- _ROWS_
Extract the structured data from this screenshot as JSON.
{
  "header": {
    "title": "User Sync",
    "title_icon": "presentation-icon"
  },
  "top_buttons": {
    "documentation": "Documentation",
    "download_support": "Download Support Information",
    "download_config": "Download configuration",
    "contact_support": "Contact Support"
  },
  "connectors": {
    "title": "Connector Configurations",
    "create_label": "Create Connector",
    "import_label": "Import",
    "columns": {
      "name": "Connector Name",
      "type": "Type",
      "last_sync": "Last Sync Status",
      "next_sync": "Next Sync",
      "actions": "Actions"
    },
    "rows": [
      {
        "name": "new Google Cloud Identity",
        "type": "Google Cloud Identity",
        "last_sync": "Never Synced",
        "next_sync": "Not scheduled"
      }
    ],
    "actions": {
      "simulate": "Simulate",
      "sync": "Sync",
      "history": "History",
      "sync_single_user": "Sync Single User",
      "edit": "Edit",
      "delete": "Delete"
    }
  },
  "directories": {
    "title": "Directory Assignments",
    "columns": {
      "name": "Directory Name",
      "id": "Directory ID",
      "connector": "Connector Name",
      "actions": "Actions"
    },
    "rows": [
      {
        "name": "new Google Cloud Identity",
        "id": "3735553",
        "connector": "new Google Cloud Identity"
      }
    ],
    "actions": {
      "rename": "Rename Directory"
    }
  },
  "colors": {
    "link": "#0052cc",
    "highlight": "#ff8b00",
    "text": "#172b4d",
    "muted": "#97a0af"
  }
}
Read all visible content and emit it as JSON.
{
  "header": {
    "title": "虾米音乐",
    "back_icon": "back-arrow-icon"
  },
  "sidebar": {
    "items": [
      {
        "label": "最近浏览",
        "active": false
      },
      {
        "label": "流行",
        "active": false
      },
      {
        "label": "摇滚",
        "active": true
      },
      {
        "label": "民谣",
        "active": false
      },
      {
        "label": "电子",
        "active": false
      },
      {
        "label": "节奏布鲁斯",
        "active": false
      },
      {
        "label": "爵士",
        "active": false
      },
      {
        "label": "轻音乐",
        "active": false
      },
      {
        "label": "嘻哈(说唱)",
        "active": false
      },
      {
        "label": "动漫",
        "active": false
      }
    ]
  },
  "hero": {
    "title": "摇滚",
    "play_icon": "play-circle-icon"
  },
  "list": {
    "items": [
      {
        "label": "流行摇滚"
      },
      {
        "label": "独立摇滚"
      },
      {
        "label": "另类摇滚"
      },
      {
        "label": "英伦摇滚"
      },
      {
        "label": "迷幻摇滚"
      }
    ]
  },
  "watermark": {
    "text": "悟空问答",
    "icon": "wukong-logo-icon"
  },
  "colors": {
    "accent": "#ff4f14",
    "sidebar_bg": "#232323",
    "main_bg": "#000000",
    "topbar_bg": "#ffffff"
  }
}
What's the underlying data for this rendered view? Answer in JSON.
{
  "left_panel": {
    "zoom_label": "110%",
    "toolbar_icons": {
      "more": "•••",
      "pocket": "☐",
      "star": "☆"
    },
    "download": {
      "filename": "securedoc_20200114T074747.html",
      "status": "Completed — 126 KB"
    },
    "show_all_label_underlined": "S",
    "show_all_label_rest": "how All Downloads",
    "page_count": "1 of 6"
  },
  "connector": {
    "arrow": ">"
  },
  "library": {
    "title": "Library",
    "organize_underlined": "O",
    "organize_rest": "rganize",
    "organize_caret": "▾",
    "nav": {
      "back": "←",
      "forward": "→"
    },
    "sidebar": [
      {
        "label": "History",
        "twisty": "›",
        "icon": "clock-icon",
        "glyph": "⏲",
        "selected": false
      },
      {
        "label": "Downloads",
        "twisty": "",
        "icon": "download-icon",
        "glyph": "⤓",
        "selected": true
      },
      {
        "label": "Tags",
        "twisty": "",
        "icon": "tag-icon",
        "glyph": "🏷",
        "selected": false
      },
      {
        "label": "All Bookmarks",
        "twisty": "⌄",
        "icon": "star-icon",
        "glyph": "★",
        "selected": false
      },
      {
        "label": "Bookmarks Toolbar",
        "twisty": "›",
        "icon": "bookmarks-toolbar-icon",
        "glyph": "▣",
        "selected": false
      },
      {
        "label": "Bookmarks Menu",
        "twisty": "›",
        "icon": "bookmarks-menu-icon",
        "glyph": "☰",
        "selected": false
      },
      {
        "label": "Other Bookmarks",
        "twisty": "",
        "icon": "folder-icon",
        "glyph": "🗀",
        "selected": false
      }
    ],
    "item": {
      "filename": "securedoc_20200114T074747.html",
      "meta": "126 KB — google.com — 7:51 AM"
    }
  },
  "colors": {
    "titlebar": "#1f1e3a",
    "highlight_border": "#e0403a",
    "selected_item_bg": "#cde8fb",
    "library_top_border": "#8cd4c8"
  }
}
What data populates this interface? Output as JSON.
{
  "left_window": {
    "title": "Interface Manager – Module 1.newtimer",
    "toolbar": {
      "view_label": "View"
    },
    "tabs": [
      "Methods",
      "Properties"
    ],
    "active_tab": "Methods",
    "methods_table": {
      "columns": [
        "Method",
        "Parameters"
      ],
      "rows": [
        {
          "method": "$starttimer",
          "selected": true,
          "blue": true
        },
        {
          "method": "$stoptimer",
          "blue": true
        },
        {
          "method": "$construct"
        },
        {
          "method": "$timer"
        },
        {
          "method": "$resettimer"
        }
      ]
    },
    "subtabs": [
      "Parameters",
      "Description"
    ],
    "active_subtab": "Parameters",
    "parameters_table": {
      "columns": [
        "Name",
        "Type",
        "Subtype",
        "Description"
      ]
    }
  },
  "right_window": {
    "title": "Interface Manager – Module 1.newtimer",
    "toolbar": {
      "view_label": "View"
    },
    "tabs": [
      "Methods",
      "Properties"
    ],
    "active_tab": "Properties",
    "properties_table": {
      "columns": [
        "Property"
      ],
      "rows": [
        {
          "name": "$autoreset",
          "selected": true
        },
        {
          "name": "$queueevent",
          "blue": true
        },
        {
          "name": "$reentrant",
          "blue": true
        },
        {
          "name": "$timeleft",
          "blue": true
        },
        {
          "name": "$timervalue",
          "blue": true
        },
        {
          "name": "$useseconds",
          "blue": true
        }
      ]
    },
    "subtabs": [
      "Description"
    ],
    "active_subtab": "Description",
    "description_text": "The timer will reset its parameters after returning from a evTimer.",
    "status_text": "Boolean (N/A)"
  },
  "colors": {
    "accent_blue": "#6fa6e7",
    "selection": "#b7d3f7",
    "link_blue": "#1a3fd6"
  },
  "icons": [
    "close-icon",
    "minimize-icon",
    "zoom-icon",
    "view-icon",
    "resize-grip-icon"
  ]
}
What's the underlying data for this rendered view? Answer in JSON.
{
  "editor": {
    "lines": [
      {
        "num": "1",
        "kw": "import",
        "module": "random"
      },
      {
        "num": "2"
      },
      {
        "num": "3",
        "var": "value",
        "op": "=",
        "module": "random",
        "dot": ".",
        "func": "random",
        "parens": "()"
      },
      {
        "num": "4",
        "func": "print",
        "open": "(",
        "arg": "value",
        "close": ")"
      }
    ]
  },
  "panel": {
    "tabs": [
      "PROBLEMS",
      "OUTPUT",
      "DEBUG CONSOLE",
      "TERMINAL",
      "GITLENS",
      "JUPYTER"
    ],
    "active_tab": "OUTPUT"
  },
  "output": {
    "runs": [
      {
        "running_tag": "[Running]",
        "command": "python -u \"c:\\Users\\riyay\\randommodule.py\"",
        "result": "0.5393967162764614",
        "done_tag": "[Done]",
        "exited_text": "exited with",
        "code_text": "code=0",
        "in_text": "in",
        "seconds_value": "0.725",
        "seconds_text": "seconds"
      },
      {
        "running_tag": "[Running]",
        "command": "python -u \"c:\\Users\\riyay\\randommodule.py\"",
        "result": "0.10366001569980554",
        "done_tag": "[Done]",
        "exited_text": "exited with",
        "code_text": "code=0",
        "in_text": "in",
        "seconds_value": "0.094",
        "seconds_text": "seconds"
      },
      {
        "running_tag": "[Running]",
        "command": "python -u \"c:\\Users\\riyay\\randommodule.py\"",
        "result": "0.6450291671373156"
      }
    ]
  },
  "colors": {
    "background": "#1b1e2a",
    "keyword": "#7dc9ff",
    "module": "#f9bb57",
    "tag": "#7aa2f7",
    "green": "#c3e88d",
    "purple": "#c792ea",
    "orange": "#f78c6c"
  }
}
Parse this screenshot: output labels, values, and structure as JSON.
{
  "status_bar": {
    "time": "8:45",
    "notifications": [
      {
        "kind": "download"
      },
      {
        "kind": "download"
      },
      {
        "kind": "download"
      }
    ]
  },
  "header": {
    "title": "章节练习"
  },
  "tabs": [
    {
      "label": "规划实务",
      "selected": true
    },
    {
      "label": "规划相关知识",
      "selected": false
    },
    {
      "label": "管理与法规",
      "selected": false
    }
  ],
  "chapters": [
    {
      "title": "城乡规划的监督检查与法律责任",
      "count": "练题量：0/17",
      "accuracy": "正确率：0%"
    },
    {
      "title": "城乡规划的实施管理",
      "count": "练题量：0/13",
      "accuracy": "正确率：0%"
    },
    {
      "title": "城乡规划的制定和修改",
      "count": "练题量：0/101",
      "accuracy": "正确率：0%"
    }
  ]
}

- _SHORT PROBLEM_
Search the data above for the word "glyph", then gather each line in which it appears.

- _THE OUTPUT_
        "glyph": "⏲",
        "glyph": "⤓",
        "glyph": "🏷",
        "glyph": "★",
        "glyph": "▣",
        "glyph": "☰",
        "glyph": "🗀",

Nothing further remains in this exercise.